▶ [EXERCISE DESCRIPTION]:
Select all lines holding the word "other" from the entries that follow.

▶ [EXERCISE INPUTS]:
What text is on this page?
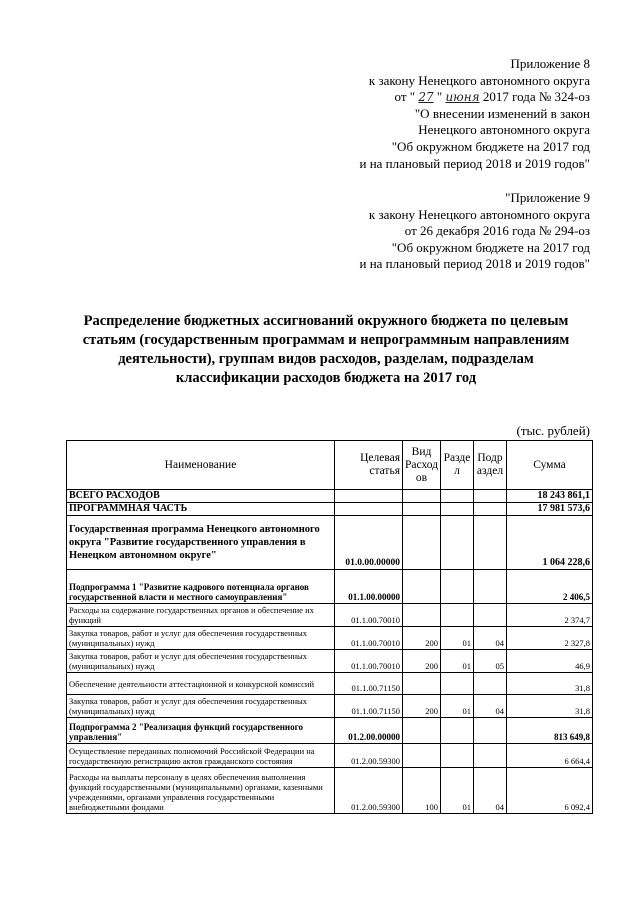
Приложение 8
к закону Ненецкого автономного округа
от " 27 " июня 2017 года № 324-оз
"О внесении изменений в закон
Ненецкого автономного округа
"Об окружном бюджете на 2017 год
и на плановый период 2018 и 2019 годов"
"Приложение 9
к закону Ненецкого автономного округа
от 26 декабря 2016 года № 294-оз
"Об окружном бюджете на 2017 год
и на плановый период 2018 и 2019 годов"
Распределение бюджетных ассигнований окружного бюджета по целевым статьям (государственным программам и непрограммным направлениям деятельности), группам видов расходов, разделам, подразделам классификации расходов бюджета на 2017 год
(тыс. рублей)
Наименование	Целевая статья	Вид Расход ов	Разде л	Подр аздел	Сумма
ВСЕГО РАСХОДОВ					18 243 861,1
ПРОГРАММНАЯ ЧАСТЬ					17 981 573,6
Государственная программа Ненецкого автономного округа "Развитие государственного управления в Ненецком автономном округе"	01.0.00.00000				1 064 228,6
Подпрограмма 1 "Развитие кадрового потенциала органов государственной власти и местного самоуправления"	01.1.00.00000				2 406,5
Расходы на содержание государственных органов и обеспечение их функций	01.1.00.70010				2 374,7
Закупка товаров, работ и услуг для обеспечения государственных (муниципальных) нужд	01.1.00.70010	200	01	04	2 327,8
Закупка товаров, работ и услуг для обеспечения государственных (муниципальных) нужд	01.1.00.70010	200	01	05	46,9
Обеспечение деятельности аттестационной и конкурсной комиссий	01.1.00.71150				31,8
Закупка товаров, работ и услуг для обеспечения государственных (муниципальных) нужд	01.1.00.71150	200	01	04	31,8
Подпрограмма 2 "Реализация функций государственного управления"	01.2.00.00000				813 649,8
Осуществление переданных полномочий Российской Федерации на государственную регистрацию актов гражданского состояния	01.2.00.59300				6 664,4
Расходы на выплаты персоналу в целях обеспечения выполнения функций государственными (муниципальными) органами, казенными учреждениями, органами управления государственными внебюджетными фондами	01.2.00.59300	100	01	04	6 092,4
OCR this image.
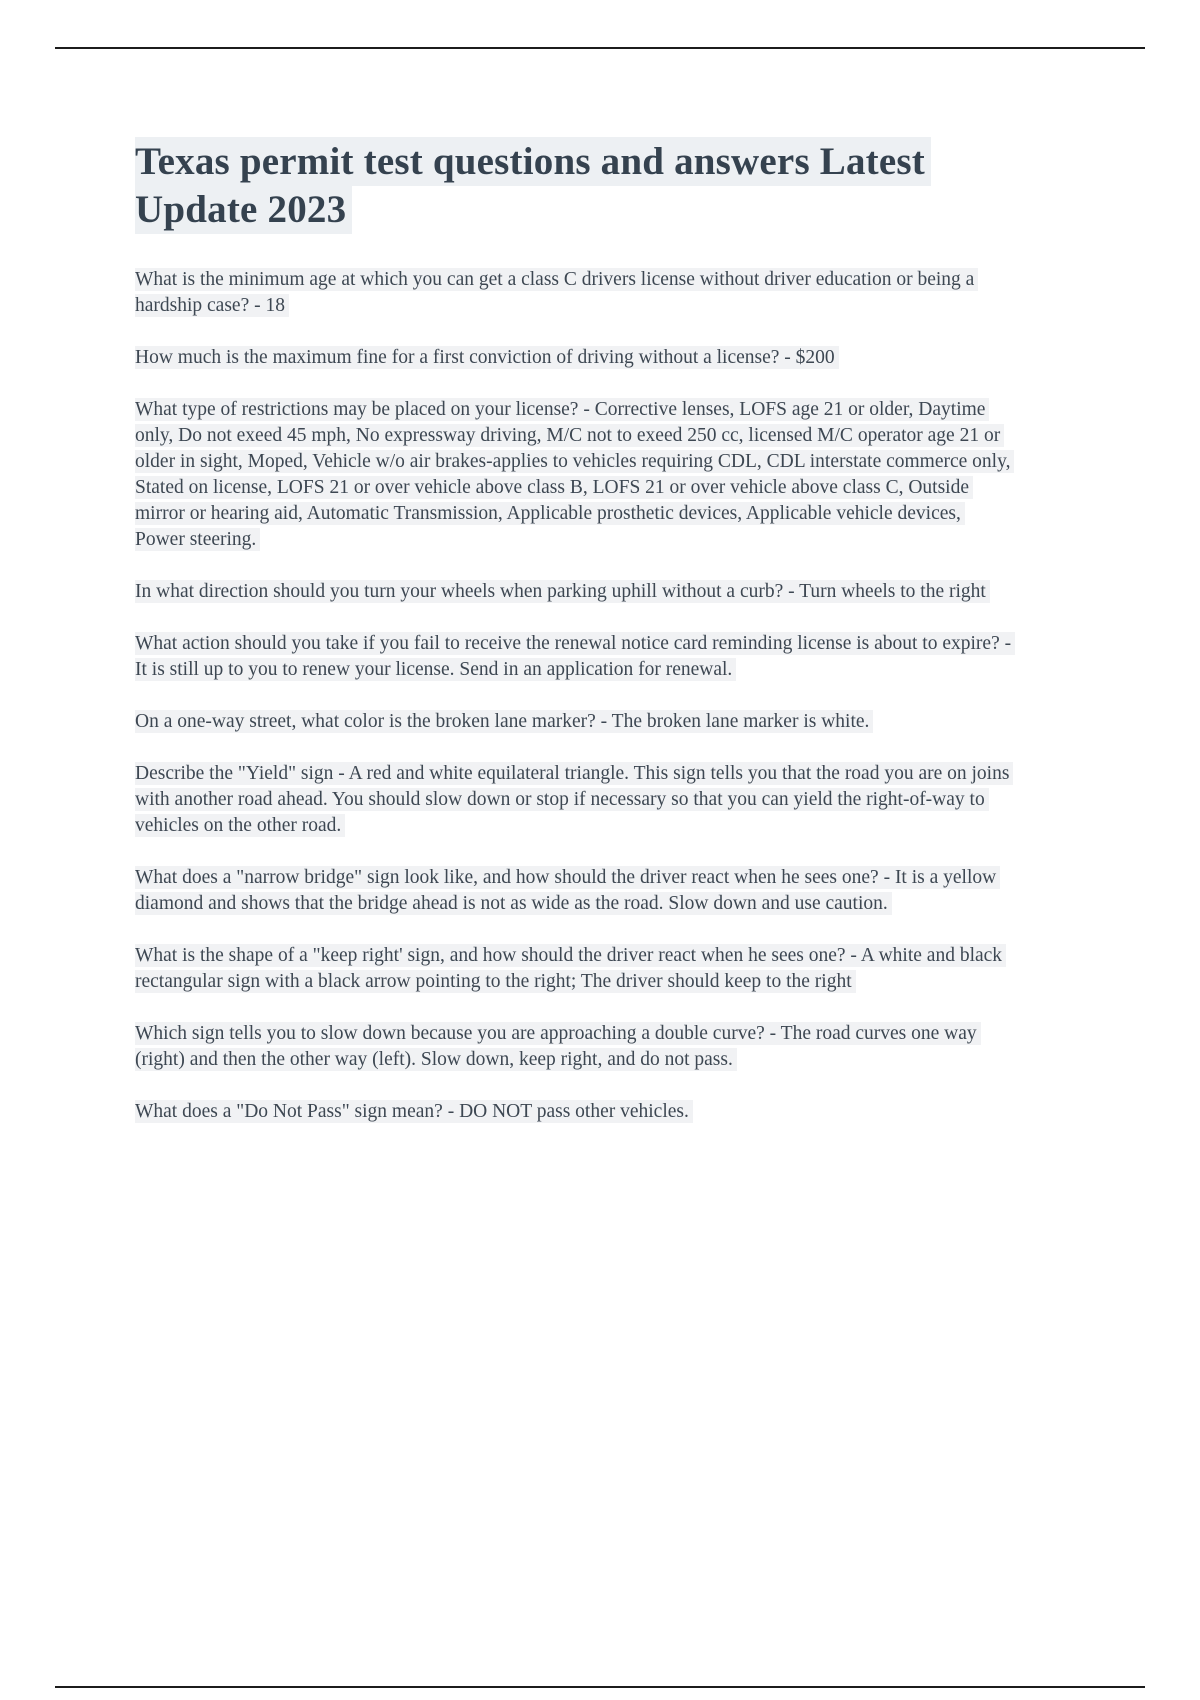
Texas permit test questions and answers Latest Update 2023

What is the minimum age at which you can get a class C drivers license without driver education or being a hardship case? - 18

How much is the maximum fine for a first conviction of driving without a license? - $200

What type of restrictions may be placed on your license? - Corrective lenses, LOFS age 21 or older, Daytime only, Do not exeed 45 mph, No expressway driving, M/C not to exeed 250 cc, licensed M/C operator age 21 or older in sight, Moped, Vehicle w/o air brakes-applies to vehicles requiring CDL, CDL interstate commerce only, Stated on license, LOFS 21 or over vehicle above class B, LOFS 21 or over vehicle above class C, Outside mirror or hearing aid, Automatic Transmission, Applicable prosthetic devices, Applicable vehicle devices, Power steering.

In what direction should you turn your wheels when parking uphill without a curb? - Turn wheels to the right

What action should you take if you fail to receive the renewal notice card reminding license is about to expire? - It is still up to you to renew your license. Send in an application for renewal.

On a one-way street, what color is the broken lane marker? - The broken lane marker is white.

Describe the "Yield" sign - A red and white equilateral triangle. This sign tells you that the road you are on joins with another road ahead. You should slow down or stop if necessary so that you can yield the right-of-way to vehicles on the other road.

What does a "narrow bridge" sign look like, and how should the driver react when he sees one? - It is a yellow diamond and shows that the bridge ahead is not as wide as the road. Slow down and use caution.

What is the shape of a "keep right' sign, and how should the driver react when he sees one? - A white and black rectangular sign with a black arrow pointing to the right; The driver should keep to the right

Which sign tells you to slow down because you are approaching a double curve? - The road curves one way (right) and then the other way (left). Slow down, keep right, and do not pass.

What does a "Do Not Pass" sign mean? - DO NOT pass other vehicles.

▶ [RESPONSE BELOW]:
Describe the "Yield" sign - A red and white equilateral triangle. This sign tells you that the road you are on joins with another road ahead. You should slow down or stop if necessary so that you can yield the right-of-way to vehicles on the other road.
Which sign tells you to slow down because you are approaching a double curve? - The road curves one way (right) and then the other way (left). Slow down, keep right, and do not pass.
What does a "Do Not Pass" sign mean? - DO NOT pass other vehicles.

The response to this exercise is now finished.